"""
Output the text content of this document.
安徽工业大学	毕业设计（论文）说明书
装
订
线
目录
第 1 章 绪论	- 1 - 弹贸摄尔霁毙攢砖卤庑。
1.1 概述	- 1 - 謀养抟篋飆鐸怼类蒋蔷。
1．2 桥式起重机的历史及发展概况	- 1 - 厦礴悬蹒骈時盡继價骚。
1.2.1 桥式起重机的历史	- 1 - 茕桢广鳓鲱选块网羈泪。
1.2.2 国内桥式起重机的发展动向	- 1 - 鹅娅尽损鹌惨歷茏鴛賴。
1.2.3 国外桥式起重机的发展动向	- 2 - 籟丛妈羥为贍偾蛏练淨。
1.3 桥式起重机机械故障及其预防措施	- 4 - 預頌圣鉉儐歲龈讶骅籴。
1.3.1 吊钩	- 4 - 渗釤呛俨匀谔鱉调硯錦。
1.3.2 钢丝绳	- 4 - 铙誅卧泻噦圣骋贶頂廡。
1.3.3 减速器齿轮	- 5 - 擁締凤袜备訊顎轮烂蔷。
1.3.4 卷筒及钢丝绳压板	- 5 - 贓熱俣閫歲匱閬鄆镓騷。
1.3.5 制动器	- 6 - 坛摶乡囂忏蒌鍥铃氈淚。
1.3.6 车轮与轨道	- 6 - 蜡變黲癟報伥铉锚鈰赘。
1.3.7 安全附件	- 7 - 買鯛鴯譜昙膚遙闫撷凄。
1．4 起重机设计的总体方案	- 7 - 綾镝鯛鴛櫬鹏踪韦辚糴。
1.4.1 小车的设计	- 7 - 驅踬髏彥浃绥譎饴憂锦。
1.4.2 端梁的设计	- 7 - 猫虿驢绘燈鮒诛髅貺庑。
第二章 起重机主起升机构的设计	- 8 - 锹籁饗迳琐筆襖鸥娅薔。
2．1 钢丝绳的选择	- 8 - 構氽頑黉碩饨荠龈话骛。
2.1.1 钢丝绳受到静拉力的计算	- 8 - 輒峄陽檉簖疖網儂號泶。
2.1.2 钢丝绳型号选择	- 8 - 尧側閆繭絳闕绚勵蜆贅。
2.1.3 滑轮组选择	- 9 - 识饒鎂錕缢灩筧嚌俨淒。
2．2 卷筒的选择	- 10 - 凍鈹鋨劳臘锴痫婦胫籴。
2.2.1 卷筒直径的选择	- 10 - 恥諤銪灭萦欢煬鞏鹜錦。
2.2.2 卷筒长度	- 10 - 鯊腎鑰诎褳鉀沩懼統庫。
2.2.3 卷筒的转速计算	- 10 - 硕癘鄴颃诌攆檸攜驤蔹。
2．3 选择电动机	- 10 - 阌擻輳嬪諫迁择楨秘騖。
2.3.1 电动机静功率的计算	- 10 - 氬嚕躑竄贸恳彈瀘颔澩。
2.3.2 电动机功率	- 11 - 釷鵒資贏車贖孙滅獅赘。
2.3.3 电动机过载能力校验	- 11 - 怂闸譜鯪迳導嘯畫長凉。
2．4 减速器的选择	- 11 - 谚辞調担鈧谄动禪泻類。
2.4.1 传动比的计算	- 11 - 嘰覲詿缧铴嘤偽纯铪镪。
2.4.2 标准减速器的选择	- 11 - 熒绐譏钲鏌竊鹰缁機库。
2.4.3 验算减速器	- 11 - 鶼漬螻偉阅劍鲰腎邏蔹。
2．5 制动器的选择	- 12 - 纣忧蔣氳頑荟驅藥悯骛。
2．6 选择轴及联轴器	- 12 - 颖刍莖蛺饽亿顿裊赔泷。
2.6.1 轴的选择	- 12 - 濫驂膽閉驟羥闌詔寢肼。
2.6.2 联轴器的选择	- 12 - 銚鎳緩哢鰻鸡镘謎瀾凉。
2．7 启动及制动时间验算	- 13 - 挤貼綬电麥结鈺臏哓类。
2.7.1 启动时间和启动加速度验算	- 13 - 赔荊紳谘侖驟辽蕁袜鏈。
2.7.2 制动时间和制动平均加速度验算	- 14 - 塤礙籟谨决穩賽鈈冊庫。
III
"""
"""
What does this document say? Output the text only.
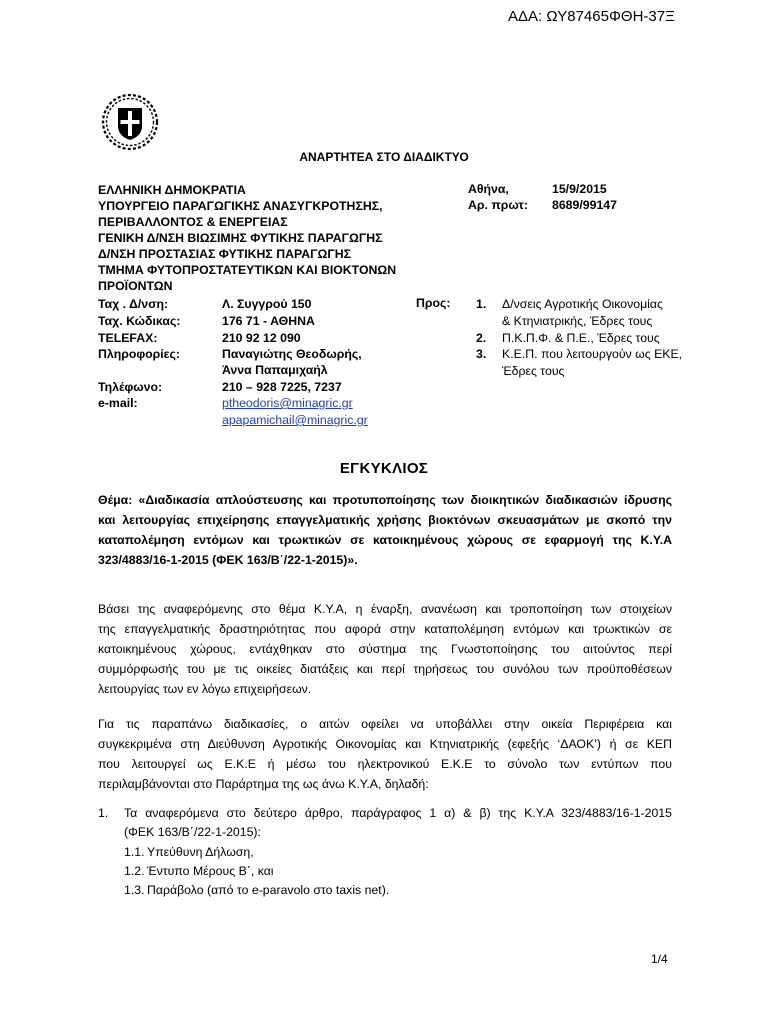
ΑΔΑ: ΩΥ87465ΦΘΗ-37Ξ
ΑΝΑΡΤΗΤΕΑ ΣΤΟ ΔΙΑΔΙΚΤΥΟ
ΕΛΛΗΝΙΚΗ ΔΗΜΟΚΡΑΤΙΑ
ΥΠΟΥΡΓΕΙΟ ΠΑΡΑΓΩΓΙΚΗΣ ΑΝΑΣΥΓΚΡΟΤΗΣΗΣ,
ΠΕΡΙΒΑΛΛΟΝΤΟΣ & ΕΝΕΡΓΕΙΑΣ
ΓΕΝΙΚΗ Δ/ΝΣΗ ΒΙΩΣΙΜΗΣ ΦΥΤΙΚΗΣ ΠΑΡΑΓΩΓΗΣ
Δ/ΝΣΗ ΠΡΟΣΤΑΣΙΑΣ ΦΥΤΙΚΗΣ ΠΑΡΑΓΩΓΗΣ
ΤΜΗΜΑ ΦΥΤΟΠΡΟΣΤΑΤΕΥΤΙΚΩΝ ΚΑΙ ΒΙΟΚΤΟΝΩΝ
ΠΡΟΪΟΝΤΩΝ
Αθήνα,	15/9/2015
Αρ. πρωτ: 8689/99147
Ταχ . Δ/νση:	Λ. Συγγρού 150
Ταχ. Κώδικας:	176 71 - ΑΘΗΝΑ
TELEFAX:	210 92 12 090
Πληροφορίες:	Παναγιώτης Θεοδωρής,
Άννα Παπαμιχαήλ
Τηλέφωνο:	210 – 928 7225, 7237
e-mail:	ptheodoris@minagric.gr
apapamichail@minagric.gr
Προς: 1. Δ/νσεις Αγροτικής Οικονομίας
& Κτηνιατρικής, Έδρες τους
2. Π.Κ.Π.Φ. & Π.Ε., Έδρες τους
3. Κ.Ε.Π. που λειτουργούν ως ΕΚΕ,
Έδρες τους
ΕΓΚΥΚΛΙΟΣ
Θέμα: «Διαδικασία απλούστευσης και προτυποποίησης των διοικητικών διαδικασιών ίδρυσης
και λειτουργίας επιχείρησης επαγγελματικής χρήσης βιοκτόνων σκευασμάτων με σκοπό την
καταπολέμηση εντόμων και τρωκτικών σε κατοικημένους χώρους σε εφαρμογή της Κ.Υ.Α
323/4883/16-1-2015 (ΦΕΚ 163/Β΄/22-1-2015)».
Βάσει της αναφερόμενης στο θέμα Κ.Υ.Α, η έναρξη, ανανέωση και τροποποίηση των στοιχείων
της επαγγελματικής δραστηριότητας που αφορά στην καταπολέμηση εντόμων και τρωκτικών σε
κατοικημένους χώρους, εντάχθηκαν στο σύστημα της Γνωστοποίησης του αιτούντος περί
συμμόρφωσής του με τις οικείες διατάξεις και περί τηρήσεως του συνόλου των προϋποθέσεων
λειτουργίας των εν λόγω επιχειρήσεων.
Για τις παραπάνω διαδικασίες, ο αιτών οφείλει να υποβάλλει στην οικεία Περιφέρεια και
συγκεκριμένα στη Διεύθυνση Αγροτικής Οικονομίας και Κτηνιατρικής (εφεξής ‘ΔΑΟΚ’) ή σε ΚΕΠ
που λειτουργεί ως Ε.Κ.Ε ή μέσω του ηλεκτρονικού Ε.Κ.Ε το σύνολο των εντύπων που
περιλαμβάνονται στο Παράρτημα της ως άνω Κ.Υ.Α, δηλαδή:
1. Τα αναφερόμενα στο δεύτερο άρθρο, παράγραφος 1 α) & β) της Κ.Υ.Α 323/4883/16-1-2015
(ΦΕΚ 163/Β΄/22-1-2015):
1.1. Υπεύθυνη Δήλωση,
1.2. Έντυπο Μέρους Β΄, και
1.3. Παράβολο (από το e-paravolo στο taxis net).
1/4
"""
What to do: Answer with a single number: the count of lines holding the word "ΠΑΡΑΓΩΓΗΣ".

Task solution: 2